▸ Aim
Pull out every line containing the string "امام".

Records contained in a dataset
— begin —

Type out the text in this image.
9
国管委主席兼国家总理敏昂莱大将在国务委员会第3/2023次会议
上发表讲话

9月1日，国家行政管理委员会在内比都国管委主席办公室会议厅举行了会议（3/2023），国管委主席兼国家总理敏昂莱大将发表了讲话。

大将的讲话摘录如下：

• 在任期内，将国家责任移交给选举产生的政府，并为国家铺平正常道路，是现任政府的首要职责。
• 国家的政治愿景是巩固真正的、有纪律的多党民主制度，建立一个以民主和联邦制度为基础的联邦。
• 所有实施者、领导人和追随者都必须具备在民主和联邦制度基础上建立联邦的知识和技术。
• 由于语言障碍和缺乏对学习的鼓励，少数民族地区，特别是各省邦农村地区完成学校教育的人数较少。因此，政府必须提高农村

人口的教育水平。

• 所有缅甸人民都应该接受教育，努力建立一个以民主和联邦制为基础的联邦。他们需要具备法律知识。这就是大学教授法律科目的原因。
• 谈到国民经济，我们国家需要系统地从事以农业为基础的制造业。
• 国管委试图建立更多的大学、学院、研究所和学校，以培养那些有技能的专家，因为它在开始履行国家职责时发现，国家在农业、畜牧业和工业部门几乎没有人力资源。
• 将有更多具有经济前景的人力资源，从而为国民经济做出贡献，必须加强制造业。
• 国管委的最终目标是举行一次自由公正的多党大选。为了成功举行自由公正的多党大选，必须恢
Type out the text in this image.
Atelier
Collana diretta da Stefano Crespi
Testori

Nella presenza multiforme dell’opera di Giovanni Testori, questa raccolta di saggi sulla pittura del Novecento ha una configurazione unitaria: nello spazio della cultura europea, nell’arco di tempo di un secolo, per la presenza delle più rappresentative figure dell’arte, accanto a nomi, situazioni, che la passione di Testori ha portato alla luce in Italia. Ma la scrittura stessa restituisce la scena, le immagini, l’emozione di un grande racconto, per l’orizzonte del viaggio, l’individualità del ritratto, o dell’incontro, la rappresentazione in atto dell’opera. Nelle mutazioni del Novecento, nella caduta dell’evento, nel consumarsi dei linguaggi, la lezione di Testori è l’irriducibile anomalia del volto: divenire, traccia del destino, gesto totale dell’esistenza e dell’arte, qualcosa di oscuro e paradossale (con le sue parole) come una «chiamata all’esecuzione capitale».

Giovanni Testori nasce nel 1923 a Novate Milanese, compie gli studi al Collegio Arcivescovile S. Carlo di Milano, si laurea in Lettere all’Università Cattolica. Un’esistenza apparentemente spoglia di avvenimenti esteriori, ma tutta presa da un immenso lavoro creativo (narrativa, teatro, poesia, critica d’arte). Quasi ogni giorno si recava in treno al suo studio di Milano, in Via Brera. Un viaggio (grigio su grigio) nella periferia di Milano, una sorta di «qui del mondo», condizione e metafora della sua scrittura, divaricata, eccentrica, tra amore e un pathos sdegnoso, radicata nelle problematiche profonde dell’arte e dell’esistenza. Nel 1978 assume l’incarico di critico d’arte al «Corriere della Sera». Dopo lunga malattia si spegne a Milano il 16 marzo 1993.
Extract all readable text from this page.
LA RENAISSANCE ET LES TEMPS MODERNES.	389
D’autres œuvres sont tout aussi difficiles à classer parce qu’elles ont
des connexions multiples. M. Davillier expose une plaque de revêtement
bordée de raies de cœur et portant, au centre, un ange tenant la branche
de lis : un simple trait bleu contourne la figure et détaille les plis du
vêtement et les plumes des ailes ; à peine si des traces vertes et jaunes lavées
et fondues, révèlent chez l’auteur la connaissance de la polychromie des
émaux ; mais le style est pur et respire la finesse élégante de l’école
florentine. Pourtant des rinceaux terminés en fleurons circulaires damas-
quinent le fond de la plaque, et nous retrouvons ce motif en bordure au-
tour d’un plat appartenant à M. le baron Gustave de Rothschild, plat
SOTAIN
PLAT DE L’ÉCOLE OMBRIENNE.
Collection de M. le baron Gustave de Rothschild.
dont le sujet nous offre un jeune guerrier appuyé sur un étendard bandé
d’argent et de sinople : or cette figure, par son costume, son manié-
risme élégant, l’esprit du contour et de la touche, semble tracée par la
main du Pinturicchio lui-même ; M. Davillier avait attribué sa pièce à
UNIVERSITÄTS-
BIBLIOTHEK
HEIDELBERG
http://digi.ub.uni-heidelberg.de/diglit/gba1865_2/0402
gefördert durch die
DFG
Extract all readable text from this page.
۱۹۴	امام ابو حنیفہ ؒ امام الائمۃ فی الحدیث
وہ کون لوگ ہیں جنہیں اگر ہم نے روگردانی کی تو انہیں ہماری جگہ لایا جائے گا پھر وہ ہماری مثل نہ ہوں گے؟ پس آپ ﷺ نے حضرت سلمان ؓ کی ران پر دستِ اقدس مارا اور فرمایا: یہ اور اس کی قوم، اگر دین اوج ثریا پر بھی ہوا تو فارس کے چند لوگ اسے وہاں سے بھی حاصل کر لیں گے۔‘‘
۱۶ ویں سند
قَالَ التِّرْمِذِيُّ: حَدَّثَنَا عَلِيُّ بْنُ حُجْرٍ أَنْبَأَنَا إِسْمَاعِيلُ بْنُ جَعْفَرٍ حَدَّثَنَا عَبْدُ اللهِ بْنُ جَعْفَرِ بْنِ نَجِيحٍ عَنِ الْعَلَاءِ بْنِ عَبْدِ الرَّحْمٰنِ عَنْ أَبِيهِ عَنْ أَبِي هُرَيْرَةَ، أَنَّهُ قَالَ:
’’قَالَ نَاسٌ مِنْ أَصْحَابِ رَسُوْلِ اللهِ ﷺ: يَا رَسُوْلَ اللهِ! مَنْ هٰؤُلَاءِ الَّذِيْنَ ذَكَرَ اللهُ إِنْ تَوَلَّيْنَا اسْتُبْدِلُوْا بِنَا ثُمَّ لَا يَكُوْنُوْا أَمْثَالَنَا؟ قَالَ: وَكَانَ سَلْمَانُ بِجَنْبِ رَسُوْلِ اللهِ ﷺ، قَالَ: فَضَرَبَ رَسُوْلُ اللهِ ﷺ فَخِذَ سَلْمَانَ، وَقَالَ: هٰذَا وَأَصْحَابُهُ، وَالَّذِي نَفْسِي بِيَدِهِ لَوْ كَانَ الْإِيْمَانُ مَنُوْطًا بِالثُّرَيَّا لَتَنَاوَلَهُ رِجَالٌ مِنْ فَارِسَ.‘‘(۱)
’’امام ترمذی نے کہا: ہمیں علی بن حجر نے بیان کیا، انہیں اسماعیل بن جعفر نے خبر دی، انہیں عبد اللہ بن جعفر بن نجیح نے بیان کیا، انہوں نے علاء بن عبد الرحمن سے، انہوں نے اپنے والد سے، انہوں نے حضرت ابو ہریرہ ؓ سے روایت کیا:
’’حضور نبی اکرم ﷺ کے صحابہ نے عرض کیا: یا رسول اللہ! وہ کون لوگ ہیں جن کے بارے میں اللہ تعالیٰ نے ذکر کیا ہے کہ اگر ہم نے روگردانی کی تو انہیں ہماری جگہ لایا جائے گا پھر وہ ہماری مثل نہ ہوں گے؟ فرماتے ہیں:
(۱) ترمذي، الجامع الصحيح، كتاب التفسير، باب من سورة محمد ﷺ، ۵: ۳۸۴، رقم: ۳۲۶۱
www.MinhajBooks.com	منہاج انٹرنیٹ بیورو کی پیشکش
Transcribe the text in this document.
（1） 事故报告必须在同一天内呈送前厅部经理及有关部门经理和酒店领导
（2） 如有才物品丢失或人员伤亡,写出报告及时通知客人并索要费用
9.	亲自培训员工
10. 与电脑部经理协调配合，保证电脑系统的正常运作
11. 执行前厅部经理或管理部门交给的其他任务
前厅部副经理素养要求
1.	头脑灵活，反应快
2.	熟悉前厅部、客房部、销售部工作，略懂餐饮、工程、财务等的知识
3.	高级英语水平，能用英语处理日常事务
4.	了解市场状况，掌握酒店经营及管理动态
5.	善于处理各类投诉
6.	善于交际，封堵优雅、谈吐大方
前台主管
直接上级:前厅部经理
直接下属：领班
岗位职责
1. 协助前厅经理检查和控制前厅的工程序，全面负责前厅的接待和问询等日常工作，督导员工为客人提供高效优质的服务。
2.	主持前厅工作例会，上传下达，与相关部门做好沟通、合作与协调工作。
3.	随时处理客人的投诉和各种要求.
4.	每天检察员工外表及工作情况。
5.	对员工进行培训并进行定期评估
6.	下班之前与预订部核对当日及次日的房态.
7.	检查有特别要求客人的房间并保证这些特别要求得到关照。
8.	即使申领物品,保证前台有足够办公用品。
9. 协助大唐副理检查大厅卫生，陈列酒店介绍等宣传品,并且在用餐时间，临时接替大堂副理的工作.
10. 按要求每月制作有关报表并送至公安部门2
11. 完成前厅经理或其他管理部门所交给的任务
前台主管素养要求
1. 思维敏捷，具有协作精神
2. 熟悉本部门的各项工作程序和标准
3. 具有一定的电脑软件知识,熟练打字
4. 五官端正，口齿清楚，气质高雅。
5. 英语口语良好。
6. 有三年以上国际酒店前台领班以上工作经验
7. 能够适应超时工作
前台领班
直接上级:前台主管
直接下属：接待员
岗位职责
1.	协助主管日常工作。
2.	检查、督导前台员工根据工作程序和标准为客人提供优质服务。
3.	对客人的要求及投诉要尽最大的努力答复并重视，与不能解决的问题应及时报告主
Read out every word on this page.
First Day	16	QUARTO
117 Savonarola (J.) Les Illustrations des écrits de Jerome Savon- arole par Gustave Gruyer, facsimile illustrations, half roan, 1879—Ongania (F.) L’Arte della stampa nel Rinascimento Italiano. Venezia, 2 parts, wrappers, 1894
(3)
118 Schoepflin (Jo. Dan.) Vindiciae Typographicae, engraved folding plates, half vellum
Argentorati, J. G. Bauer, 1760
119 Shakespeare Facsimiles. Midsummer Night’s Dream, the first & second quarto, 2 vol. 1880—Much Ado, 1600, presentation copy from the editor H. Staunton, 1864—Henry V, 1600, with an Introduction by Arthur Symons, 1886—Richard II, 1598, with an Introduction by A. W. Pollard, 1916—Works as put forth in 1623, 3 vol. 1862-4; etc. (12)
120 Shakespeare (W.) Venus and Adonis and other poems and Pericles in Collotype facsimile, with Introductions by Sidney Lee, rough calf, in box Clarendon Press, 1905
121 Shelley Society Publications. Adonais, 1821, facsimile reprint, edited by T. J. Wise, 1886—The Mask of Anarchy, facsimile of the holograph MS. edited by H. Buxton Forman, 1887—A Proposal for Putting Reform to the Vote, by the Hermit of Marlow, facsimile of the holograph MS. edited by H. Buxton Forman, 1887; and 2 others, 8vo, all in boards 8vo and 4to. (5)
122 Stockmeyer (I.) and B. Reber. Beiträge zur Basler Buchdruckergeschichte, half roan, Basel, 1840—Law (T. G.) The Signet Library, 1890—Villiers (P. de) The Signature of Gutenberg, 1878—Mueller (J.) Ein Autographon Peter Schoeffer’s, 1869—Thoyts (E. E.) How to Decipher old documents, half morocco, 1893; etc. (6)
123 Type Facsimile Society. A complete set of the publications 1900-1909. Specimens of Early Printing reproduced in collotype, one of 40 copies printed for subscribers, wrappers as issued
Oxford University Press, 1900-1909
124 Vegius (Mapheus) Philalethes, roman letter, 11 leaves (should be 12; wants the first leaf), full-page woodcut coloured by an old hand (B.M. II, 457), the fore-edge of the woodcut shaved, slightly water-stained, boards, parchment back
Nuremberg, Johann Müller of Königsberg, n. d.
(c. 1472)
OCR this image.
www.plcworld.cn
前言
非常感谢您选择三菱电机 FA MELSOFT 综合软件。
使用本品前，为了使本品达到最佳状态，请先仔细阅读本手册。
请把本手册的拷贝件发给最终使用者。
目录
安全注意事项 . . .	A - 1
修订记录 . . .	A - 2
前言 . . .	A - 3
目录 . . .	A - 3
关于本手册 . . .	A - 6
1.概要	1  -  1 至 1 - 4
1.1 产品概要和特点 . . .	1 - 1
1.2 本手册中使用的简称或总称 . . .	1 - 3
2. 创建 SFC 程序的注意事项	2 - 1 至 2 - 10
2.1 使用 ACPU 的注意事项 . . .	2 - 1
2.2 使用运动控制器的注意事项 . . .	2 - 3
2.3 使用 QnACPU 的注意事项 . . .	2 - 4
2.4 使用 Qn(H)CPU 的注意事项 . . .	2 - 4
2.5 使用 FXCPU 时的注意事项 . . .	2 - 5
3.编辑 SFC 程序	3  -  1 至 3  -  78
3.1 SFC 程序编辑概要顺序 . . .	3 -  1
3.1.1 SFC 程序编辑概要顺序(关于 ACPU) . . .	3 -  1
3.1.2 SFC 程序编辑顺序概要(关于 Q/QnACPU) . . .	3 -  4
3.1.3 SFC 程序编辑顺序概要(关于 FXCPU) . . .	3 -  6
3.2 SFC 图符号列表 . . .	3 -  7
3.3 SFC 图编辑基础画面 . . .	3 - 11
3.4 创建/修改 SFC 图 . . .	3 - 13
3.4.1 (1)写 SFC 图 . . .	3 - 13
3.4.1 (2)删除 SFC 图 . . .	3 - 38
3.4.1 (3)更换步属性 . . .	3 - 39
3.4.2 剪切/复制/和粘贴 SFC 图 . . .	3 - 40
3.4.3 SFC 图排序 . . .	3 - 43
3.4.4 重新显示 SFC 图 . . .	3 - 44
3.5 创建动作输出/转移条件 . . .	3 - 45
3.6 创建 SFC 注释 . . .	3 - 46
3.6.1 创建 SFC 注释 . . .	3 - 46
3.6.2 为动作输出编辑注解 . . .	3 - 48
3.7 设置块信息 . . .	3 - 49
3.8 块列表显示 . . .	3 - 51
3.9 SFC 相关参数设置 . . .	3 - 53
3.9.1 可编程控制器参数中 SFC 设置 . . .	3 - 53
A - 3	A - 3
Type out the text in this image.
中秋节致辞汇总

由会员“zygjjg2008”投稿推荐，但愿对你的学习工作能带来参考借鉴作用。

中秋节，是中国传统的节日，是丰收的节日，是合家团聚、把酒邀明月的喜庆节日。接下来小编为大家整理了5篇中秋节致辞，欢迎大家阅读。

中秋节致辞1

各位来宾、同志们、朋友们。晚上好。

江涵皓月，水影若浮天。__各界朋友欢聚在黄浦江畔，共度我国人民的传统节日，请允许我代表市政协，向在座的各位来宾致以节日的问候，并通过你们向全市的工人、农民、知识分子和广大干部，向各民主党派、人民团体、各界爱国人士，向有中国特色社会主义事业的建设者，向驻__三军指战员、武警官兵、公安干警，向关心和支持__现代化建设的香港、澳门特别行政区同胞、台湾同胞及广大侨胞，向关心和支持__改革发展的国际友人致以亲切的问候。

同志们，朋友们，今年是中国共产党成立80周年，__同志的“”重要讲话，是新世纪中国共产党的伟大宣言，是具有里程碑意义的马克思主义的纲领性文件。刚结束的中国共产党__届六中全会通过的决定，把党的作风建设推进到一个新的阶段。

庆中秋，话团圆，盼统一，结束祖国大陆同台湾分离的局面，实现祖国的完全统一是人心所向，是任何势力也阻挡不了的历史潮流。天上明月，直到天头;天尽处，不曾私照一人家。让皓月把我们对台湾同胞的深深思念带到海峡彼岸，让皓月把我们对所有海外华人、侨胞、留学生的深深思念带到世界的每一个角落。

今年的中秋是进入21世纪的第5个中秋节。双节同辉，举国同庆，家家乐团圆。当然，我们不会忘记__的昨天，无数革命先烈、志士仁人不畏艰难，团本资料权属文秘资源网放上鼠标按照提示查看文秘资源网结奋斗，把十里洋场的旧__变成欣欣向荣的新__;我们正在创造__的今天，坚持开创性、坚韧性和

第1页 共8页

— end —

▸ Result of this exercise
۱۹۴	امام ابو حنیفہ ؒ امام الائمۃ فی الحدیث
’’امام ترمذی نے کہا: ہمیں علی بن حجر نے بیان کیا، انہیں اسماعیل بن جعفر نے خبر دی، انہیں عبد اللہ بن جعفر بن نجیح نے بیان کیا، انہوں نے علاء بن عبد الرحمن سے، انہوں نے اپنے والد سے، انہوں نے حضرت ابو ہریرہ ؓ سے روایت کیا:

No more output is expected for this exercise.